• Quoted text

** begin **

Quotations are also the writer’s friend. Here are two, the first from the Rev. Dean Swift:

“ Satire is a sort of mirror, in which beholders generally discover everybody’s face but their own.”

And from Mr. Samuel Langhorne Clemens, the man behind Mark Twain:

“Irreverence is the champion of liberty, and its only sure defense.”

“Too Much France”

Nobody likes to get negative feedback on their work, but it comes with the territory. Since October this year I’ve been sending weekly essays from France to our local public radio station. The nature of an essay, it seems to me, is that it begins with the writer’s immediate experience. So my essays from France have all been about the experience of living in France. We did this for a whole year in 2001 and 2001, presenting the program as “Letters from France.” Nobody complained, and the resulting book sold well.

Now, for the first time, some listeners have objected. “Too much France,” they complain. Others have accused me of being satirical and cynical, and of comparing France favorably to the United States.

I can’t see satire and cynicism in my recent writing, although there is plenty of irony. Some people find it hard to tell the difference. These complaints may reflect the fact that the United States is in a jittery mood. A lot of people seem to be nervous, paranoid, and oversensitive. It certainly is true that the European media have been hammering the US over its economic and war policies. The great power has declined to the status of a sick (and perhaps dangerous) society. It’s hard to read French newspapers and watch French TV every day without being a little influenced by these attitudes.

So here, on a very small scale, is the dilemma faced by all media, commercial or not: how much can we afford to annoy the readers or listeners who pay the bills? Newspapers have an easier time because each one has its own style and viewpoint, so readers can choose the one that affirms their prejudices (this is certainly what I do). In the USA television is even more diverse, thanks to cable and satellite. With hundreds of channels to choose from, nobody ever needs to suffer the annoyance of contradiction. But local public radio is sui generis without a natural counterpoint in most communities. It has to be all things to all men (and women), and inevitably some of them get mad at us for being too right wing, too left wing, too religious, or too athiestic. It’s something that public radio news directors have to live with.

Fortunately I was not asked to change my subject matter or my point of view, so I can go ahead as before. But now I know that some listeners hate hearing about France, and hate even more hearing anything good about France, I can try to be sensitive to their feelings. So I’ve scrapped my essay for next week called “Fifty reasons why France is vastly superior to the United States” and substituted an essay about cooking at Thanksgiving. Please address your compaints to the chef.

Literary Weather

Saint Quentin la Poterie
Gard, France

Sometimes you find yourself reading a book that exactly fits the moment. Today I started on a paperback that I bought for a few cents in a used book store in the nearby town. It is quite a famous work, at least in France: Lettres de Mon Moulin by Alphonse Daudet. The title means, literally, “Letters from my Mill.”

** end **

• Information provided
** begin **

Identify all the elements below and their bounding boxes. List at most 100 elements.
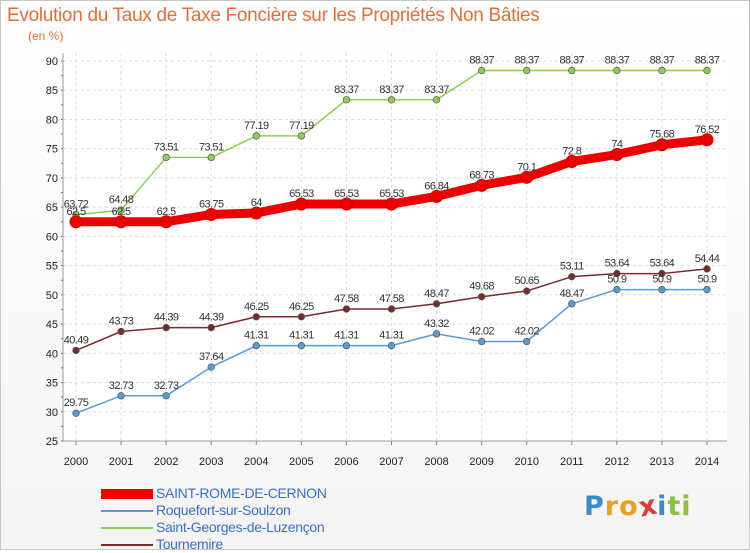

** end **

• What you will do
Can you print the stretch of the France essay from "Nobody likes to" through "the United States.", word for word?

• Worked solution
Nobody likes to get negative feedback on their work, but it comes with the territory. Since October this year I’ve been sending weekly essays from France to our local public radio station. The nature of an essay, it seems to me, is that it begins with the writer’s immediate experience. So my essays from France have all been about the experience of living in France. We did this for a whole year in 2001 and 2001, presenting the program as “Letters from France.” Nobody complained, and the resulting book sold well.

Now, for the first time, some listeners have objected. “Too much France,” they complain. Others have accused me of being satirical and cynical, and of comparing France favorably to the United States.